From the entries below, gather each line containing the word "name".

**Chart and figure data**.
>> BEGIN

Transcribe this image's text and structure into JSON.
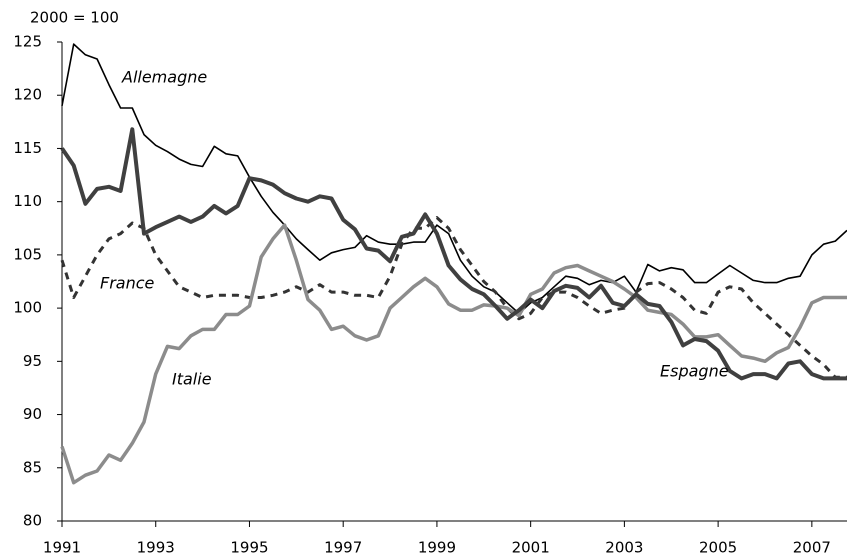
{
  "chart_data": {
    "type": "line",
    "subtitle": "2000 = 100",
    "x": [
      1991,
      1991.25,
      1991.5,
      1991.75,
      1992,
      1992.25,
      1992.5,
      1992.75,
      1993,
      1993.25,
      1993.5,
      1993.75,
      1994,
      1994.25,
      1994.5,
      1994.75,
      1995,
      1995.25,
      1995.5,
      1995.75,
      1996,
      1996.25,
      1996.5,
      1996.75,
      1997,
      1997.25,
      1997.5,
      1997.75,
      1998,
      1998.25,
      1998.5,
      1998.75,
      1999,
      1999.25,
      1999.5,
      1999.75,
      2000,
      2000.25,
      2000.5,
      2000.75,
      2001,
      2001.25,
      2001.5,
      2001.75,
      2002,
      2002.25,
      2002.5,
      2002.75,
      2003,
      2003.25,
      2003.5,
      2003.75,
      2004,
      2004.25,
      2004.5,
      2004.75,
      2005,
      2005.25,
      2005.5,
      2005.75,
      2006,
      2006.25,
      2006.5,
      2006.75,
      2007,
      2007.25,
      2007.5,
      2007.75
    ],
    "series": [
      {
        "name": "Allemagne",
        "color": "#000000",
        "width": 1.6,
        "dash": false,
        "values": [
          119,
          124.8,
          123.8,
          123.4,
          121,
          118.8,
          118.8,
          116.3,
          115.3,
          114.7,
          114,
          113.5,
          113.3,
          115.2,
          114.5,
          114.3,
          112.3,
          110.5,
          109,
          107.8,
          106.5,
          105.5,
          104.5,
          105.2,
          105.5,
          105.7,
          106.8,
          106.2,
          106,
          106,
          106.2,
          106.2,
          107.8,
          107,
          104.5,
          103,
          102,
          101.5,
          100.5,
          99.5,
          100.5,
          101,
          102,
          103,
          102.8,
          102.2,
          102.6,
          102.4,
          103,
          101.5,
          104.1,
          103.5,
          103.8,
          103.6,
          102.4,
          102.4,
          103.2,
          104,
          103.3,
          102.6,
          102.4,
          102.4,
          102.8,
          103,
          105,
          106,
          106.3,
          107.3
        ]
      },
      {
        "name": "France",
        "color": "#333333",
        "width": 3,
        "dash": true,
        "values": [
          104.5,
          101,
          103,
          105,
          106.5,
          107,
          108,
          107.5,
          105,
          103.5,
          102,
          101.5,
          101,
          101.2,
          101.2,
          101.2,
          101,
          101,
          101.2,
          101.5,
          102,
          101.5,
          102.2,
          101.5,
          101.5,
          101.2,
          101.2,
          101,
          103,
          106,
          107.5,
          107.5,
          108.5,
          107.5,
          105.5,
          104,
          102.5,
          101.5,
          100,
          99,
          99.5,
          101,
          101.5,
          101.5,
          101,
          100.2,
          99.5,
          99.8,
          100,
          101.5,
          102.3,
          102.4,
          101.8,
          101,
          99.8,
          99.5,
          101.5,
          102,
          101.8,
          100.5,
          99.5,
          98.5,
          97.5,
          96.5,
          95.5,
          94.7,
          93.5,
          93.5
        ]
      },
      {
        "name": "Italie",
        "color": "#8c8c8c",
        "width": 3.5,
        "dash": false,
        "values": [
          87,
          83.6,
          84.3,
          84.7,
          86.2,
          85.7,
          87.3,
          89.3,
          93.8,
          96.4,
          96.2,
          97.4,
          98,
          98,
          99.4,
          99.4,
          100.2,
          104.8,
          106.5,
          107.8,
          104.5,
          100.8,
          99.8,
          98,
          98.3,
          97.4,
          97,
          97.4,
          100,
          101,
          102,
          102.8,
          102,
          100.4,
          99.8,
          99.8,
          100.3,
          100.2,
          100,
          99.3,
          101.3,
          101.8,
          103.3,
          103.8,
          104,
          103.5,
          103,
          102.5,
          101.8,
          101,
          99.8,
          99.6,
          99.4,
          98.5,
          97.3,
          97.3,
          97.5,
          96.5,
          95.5,
          95.3,
          95,
          95.8,
          96.3,
          98.2,
          100.5,
          101,
          101,
          101
        ]
      },
      {
        "name": "Espagne",
        "color": "#404040",
        "width": 4,
        "dash": false,
        "values": [
          115,
          113.4,
          109.8,
          111.2,
          111.4,
          111,
          116.8,
          107,
          107.6,
          108.1,
          108.6,
          108.1,
          108.6,
          109.6,
          108.9,
          109.6,
          112.2,
          112,
          111.6,
          110.8,
          110.3,
          110,
          110.5,
          110.3,
          108.3,
          107.4,
          105.6,
          105.4,
          104.4,
          106.7,
          107,
          108.8,
          107,
          104,
          102.7,
          101.8,
          101.3,
          100.2,
          99,
          99.8,
          100.8,
          100,
          101.6,
          102.1,
          101.9,
          101,
          102.1,
          100.5,
          100.2,
          101.3,
          100.4,
          100.2,
          98.7,
          96.5,
          97.1,
          96.9,
          96,
          94.1,
          93.4,
          93.8,
          93.8,
          93.4,
          94.8,
          95,
          93.8,
          93.4,
          93.4,
          93.4
        ]
      }
    ],
    "xlim": [
      1991,
      2007.75
    ],
    "xticks": [
      1991,
      1993,
      1995,
      1997,
      1999,
      2001,
      2003,
      2005,
      2007
    ],
    "ylim": [
      80,
      125
    ],
    "yticks": [
      80,
      85,
      90,
      95,
      100,
      105,
      110,
      115,
      120,
      125
    ]
  }
}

>> END

**SOLVED EXERCISE**.
        "name": "Allemagne",
        "name": "France",
        "name": "Italie",
        "name": "Espagne",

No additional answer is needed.